- [Required work]
Transcribe everything in the forum thread about waiting for a date to get in touch, from "Feelingweirdaboutit · 10/03/2018 13:24" down to "the other person.".

- [Document extract]
◆ ◆ ◆

But I don't get why you don't just ask him out if you want to see him? You're not giving him anything, any power over you. You want to see him right? and even if he says no - at least that ends this agony - the not knowing, the what ifs, the endless questions (that's not a personal insult! I think it's natural Smile).

And if he messes you around and isn't suitably apologetic for not getting in touch, you have your answer and you move on and find someone lovely you deserve.

Feelingweirdaboutit · 10/03/2018 13:24

yes - just sent a jokey message about something we were talking about on the date, in response to him. I was last to text though, didn’t ask any questions and that’s where it has been left

OP posts:
Feelingweirdaboutit · 10/03/2018 13:26

Thanks but I really don’t want to ask him out. I think we’re both quite traditional in that sense and as it’s very early days, I would rather he did. He must know I’m a bit inerested

OP posts:
aaaaargghhhhelpme · 10/03/2018 13:29

I don't think anyone can help you then. If you've allocated yourself a passive role in this relationship you're totally at the mercy of the other person.

Good luck with it

Feelingweirdaboutit · 10/03/2018 13:31

I don’t think it’s passive!

OP posts:
aaaaargghhhhelpme · 10/03/2018 13:39

Well that's where we differ!

You're saying you won't ask him out (despite wanting to see him again) and waiting for him to ask you.

It's up to you of course! But I call that passive.

Feelingweirdaboutit · 10/03/2018 13:42

Fair enough :) Ok bit bold but I’m thinking of sending him a message a few glasses of wine down tonight. Something like “keep thinking about thurs. was really fun, can’t wait til we do it again ;)”

◆ ◆ ◆

- [Information shown]
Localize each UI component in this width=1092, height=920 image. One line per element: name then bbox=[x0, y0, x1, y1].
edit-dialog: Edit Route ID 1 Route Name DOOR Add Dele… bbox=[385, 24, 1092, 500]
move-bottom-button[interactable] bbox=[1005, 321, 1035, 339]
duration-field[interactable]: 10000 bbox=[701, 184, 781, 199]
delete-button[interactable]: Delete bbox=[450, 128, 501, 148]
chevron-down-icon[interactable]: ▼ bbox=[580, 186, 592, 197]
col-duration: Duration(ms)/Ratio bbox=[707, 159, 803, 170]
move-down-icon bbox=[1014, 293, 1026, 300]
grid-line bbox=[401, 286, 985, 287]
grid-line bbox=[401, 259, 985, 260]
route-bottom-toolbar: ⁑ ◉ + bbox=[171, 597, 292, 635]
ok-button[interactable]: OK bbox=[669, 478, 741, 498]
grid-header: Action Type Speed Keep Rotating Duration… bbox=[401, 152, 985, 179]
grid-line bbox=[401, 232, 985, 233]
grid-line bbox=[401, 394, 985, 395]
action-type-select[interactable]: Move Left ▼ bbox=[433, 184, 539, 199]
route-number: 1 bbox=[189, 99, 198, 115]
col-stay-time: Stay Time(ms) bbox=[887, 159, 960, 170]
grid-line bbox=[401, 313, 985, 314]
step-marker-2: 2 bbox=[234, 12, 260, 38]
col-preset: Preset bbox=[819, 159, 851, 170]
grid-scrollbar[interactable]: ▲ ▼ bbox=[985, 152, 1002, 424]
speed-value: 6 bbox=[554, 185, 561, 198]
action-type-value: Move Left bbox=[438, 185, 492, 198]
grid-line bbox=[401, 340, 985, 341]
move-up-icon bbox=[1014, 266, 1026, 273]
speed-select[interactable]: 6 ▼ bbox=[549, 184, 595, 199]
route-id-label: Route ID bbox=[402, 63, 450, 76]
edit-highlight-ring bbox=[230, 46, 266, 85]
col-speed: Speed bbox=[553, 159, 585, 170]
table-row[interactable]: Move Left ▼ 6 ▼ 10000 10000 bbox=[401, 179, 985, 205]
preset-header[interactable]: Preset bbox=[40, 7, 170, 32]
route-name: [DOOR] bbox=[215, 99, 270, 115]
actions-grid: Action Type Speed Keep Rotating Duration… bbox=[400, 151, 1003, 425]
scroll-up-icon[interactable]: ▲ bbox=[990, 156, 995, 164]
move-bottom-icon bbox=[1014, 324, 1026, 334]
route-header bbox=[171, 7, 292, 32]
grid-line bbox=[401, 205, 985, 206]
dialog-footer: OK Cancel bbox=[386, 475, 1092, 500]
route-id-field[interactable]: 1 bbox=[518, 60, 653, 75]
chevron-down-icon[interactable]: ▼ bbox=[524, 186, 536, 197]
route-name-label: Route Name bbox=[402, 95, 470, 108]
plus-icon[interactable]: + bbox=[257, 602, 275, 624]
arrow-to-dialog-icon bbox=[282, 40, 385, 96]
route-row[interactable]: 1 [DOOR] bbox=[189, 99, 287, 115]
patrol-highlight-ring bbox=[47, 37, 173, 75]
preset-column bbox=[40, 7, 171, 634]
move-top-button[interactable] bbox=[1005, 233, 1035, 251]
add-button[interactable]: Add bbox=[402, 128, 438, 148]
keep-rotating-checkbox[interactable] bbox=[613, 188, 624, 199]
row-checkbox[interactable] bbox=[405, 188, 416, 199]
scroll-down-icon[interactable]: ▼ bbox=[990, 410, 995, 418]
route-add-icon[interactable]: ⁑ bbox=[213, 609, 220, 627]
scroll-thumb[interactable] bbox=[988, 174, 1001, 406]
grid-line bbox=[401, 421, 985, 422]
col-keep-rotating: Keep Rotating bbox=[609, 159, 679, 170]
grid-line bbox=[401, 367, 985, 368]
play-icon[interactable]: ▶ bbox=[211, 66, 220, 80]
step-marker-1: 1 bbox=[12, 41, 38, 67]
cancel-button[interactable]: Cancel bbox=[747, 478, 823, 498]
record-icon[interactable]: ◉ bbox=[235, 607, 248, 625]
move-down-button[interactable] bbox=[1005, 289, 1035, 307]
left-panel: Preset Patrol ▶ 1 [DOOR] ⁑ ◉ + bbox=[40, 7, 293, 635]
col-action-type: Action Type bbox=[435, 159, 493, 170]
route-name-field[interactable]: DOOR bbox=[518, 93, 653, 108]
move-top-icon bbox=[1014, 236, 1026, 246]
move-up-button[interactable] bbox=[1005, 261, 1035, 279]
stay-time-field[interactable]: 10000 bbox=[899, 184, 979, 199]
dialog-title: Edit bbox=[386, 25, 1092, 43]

◆ ◆ ◆

- [Task result]
Feelingweirdaboutit · 10/03/2018 13:24

yes - just sent a jokey message about something we were talking about on the date, in response to him. I was last to text though, didn’t ask any questions and that’s where it has been left

OP posts:
Feelingweirdaboutit · 10/03/2018 13:26

Thanks but I really don’t want to ask him out. I think we’re both quite traditional in that sense and as it’s very early days, I would rather he did. He must know I’m a bit inerested

OP posts:
aaaaargghhhhelpme · 10/03/2018 13:29

I don't think anyone can help you then. If you've allocated yourself a passive role in this relationship you're totally at the mercy of the other person.